Items from a dataset
'''

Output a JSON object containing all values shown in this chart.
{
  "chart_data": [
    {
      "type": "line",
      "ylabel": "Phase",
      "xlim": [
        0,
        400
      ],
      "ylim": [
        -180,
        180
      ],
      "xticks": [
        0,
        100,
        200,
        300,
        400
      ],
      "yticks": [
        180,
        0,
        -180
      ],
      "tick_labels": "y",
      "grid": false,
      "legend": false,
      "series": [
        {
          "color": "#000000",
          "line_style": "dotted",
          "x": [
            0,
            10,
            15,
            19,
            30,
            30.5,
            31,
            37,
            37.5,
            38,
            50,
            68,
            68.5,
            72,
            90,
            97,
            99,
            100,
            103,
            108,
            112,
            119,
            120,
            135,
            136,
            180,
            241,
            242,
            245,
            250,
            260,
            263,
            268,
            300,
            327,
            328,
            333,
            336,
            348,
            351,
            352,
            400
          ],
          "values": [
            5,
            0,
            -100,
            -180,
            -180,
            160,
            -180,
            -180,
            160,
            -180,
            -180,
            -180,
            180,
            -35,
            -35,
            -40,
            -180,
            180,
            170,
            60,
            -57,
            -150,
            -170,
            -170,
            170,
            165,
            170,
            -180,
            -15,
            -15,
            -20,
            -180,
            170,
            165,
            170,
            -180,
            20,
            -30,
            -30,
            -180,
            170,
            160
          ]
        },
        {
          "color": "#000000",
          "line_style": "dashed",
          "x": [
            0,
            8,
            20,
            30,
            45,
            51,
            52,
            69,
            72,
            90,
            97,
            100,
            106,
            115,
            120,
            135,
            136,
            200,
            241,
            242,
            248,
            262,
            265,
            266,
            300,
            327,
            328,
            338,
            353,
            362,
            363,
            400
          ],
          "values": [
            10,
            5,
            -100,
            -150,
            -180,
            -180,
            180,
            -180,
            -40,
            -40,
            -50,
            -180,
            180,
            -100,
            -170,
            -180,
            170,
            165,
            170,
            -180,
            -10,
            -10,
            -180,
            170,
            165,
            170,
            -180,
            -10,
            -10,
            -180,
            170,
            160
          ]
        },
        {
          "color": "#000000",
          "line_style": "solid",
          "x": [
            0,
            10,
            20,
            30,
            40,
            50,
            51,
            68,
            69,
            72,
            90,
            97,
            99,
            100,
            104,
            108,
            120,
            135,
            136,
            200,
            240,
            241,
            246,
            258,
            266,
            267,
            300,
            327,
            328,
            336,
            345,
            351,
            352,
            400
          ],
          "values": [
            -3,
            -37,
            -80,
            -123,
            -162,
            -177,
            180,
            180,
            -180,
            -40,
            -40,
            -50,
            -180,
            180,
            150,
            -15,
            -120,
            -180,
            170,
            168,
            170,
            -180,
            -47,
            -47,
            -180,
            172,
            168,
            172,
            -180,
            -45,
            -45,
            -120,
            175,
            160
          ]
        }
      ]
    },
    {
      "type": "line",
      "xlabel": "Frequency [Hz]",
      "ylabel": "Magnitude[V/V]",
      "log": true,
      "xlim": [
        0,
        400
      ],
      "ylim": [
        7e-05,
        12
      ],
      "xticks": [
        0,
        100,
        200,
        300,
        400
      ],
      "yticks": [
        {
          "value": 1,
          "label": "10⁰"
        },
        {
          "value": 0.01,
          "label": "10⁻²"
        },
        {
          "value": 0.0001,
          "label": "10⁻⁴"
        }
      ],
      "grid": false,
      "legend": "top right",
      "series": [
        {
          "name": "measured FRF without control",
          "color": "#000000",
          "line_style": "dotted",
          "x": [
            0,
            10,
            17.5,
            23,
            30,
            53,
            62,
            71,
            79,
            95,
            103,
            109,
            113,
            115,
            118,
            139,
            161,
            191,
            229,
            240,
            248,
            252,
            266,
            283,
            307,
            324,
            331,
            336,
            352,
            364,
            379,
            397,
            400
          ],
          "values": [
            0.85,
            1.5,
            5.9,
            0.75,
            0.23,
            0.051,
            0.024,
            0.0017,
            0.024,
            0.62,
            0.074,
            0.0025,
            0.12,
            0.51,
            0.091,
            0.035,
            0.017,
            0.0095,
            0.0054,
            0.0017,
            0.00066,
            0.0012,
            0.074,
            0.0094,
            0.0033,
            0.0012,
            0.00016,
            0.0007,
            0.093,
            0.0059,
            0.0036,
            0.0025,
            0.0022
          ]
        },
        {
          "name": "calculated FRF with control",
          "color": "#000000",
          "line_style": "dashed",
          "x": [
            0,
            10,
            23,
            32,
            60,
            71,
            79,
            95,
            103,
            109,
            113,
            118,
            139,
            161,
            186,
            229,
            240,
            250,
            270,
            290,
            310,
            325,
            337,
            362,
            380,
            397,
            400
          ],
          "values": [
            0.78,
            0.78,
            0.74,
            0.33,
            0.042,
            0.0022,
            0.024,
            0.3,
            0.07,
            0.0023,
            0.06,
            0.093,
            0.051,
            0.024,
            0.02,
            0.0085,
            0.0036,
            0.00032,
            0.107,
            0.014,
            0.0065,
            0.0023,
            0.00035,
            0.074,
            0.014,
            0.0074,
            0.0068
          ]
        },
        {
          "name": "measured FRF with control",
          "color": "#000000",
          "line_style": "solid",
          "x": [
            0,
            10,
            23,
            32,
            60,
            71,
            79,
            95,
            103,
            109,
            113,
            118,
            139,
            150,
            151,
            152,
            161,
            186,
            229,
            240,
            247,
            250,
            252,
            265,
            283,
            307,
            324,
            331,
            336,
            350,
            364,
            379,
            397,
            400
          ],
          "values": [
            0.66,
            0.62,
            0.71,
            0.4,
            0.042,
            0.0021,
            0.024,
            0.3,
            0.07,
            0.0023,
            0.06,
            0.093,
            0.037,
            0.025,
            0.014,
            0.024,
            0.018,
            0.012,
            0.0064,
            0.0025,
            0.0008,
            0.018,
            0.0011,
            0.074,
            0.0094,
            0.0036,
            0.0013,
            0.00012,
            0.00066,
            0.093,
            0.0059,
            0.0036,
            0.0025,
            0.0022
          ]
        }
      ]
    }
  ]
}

'''

▸ TASK DESCRIPTION
Copy every line of the material, please, keeping it exactly the same.

▸ WRITTEN RESPONSE
Output a JSON object containing all values shown in this chart.
{
  "chart_data": [
    {
      "type": "line",
      "ylabel": "Phase",
      "xlim": [
        0,
        400
      ],
      "ylim": [
        -180,
        180
      ],
      "xticks": [
        0,
        100,
        200,
        300,
        400
      ],
      "yticks": [
        180,
        0,
        -180
      ],
      "tick_labels": "y",
      "grid": false,
      "legend": false,
      "series": [
        {
          "color": "#000000",
          "line_style": "dotted",
          "x": [
            0,
            10,
            15,
            19,
            30,
            30.5,
            31,
            37,
            37.5,
            38,
            50,
            68,
            68.5,
            72,
            90,
            97,
            99,
            100,
            103,
            108,
            112,
            119,
            120,
            135,
            136,
            180,
            241,
            242,
            245,
            250,
            260,
            263,
            268,
            300,
            327,
            328,
            333,
            336,
            348,
            351,
            352,
            400
          ],
          "values": [
            5,
            0,
            -100,
            -180,
            -180,
            160,
            -180,
            -180,
            160,
            -180,
            -180,
            -180,
            180,
            -35,
            -35,
            -40,
            -180,
            180,
            170,
            60,
            -57,
            -150,
            -170,
            -170,
            170,
            165,
            170,
            -180,
            -15,
            -15,
            -20,
            -180,
            170,
            165,
            170,
            -180,
            20,
            -30,
            -30,
            -180,
            170,
            160
          ]
        },
        {
          "color": "#000000",
          "line_style": "dashed",
          "x": [
            0,
            8,
            20,
            30,
            45,
            51,
            52,
            69,
            72,
            90,
            97,
            100,
            106,
            115,
            120,
            135,
            136,
            200,
            241,
            242,
            248,
            262,
            265,
            266,
            300,
            327,
            328,
            338,
            353,
            362,
            363,
            400
          ],
          "values": [
            10,
            5,
            -100,
            -150,
            -180,
            -180,
            180,
            -180,
            -40,
            -40,
            -50,
            -180,
            180,
            -100,
            -170,
            -180,
            170,
            165,
            170,
            -180,
            -10,
            -10,
            -180,
            170,
            165,
            170,
            -180,
            -10,
            -10,
            -180,
            170,
            160
          ]
        },
        {
          "color": "#000000",
          "line_style": "solid",
          "x": [
            0,
            10,
            20,
            30,
            40,
            50,
            51,
            68,
            69,
            72,
            90,
            97,
            99,
            100,
            104,
            108,
            120,
            135,
            136,
            200,
            240,
            241,
            246,
            258,
            266,
            267,
            300,
            327,
            328,
            336,
            345,
            351,
            352,
            400
          ],
          "values": [
            -3,
            -37,
            -80,
            -123,
            -162,
            -177,
            180,
            180,
            -180,
            -40,
            -40,
            -50,
            -180,
            180,
            150,
            -15,
            -120,
            -180,
            170,
            168,
            170,
            -180,
            -47,
            -47,
            -180,
            172,
            168,
            172,
            -180,
            -45,
            -45,
            -120,
            175,
            160
          ]
        }
      ]
    },
    {
      "type": "line",
      "xlabel": "Frequency [Hz]",
      "ylabel": "Magnitude[V/V]",
      "log": true,
      "xlim": [
        0,
        400
      ],
      "ylim": [
        7e-05,
        12
      ],
      "xticks": [
        0,
        100,
        200,
        300,
        400
      ],
      "yticks": [
        {
          "value": 1,
          "label": "10⁰"
        },
        {
          "value": 0.01,
          "label": "10⁻²"
        },
        {
          "value": 0.0001,
          "label": "10⁻⁴"
        }
      ],
      "grid": false,
      "legend": "top right",
      "series": [
        {
          "name": "measured FRF without control",
          "color": "#000000",
          "line_style": "dotted",
          "x": [
            0,
            10,
            17.5,
            23,
            30,
            53,
            62,
            71,
            79,
            95,
            103,
            109,
            113,
            115,
            118,
            139,
            161,
            191,
            229,
            240,
            248,
            252,
            266,
            283,
            307,
            324,
            331,
            336,
            352,
            364,
            379,
            397,
            400
          ],
          "values": [
            0.85,
            1.5,
            5.9,
            0.75,
            0.23,
            0.051,
            0.024,
            0.0017,
            0.024,
            0.62,
            0.074,
            0.0025,
            0.12,
            0.51,
            0.091,
            0.035,
            0.017,
            0.0095,
            0.0054,
            0.0017,
            0.00066,
            0.0012,
            0.074,
            0.0094,
            0.0033,
            0.0012,
            0.00016,
            0.0007,
            0.093,
            0.0059,
            0.0036,
            0.0025,
            0.0022
          ]
        },
        {
          "name": "calculated FRF with control",
          "color": "#000000",
          "line_style": "dashed",
          "x": [
            0,
            10,
            23,
            32,
            60,
            71,
            79,
            95,
            103,
            109,
            113,
            118,
            139,
            161,
            186,
            229,
            240,
            250,
            270,
            290,
            310,
            325,
            337,
            362,
            380,
            397,
            400
          ],
          "values": [
            0.78,
            0.78,
            0.74,
            0.33,
            0.042,
            0.0022,
            0.024,
            0.3,
            0.07,
            0.0023,
            0.06,
            0.093,
            0.051,
            0.024,
            0.02,
            0.0085,
            0.0036,
            0.00032,
            0.107,
            0.014,
            0.0065,
            0.0023,
            0.00035,
            0.074,
            0.014,
            0.0074,
            0.0068
          ]
        },
        {
          "name": "measured FRF with control",
          "color": "#000000",
          "line_style": "solid",
          "x": [
            0,
            10,
            23,
            32,
            60,
            71,
            79,
            95,
            103,
            109,
            113,
            118,
            139,
            150,
            151,
            152,
            161,
            186,
            229,
            240,
            247,
            250,
            252,
            265,
            283,
            307,
            324,
            331,
            336,
            350,
            364,
            379,
            397,
            400
          ],
          "values": [
            0.66,
            0.62,
            0.71,
            0.4,
            0.042,
            0.0021,
            0.024,
            0.3,
            0.07,
            0.0023,
            0.06,
            0.093,
            0.037,
            0.025,
            0.014,
            0.024,
            0.018,
            0.012,
            0.0064,
            0.0025,
            0.0008,
            0.018,
            0.0011,
            0.074,
            0.0094,
            0.0036,
            0.0013,
            0.00012,
            0.00066,
            0.093,
            0.0059,
            0.0036,
            0.0025,
            0.0022
          ]
        }
      ]
    }
  ]
}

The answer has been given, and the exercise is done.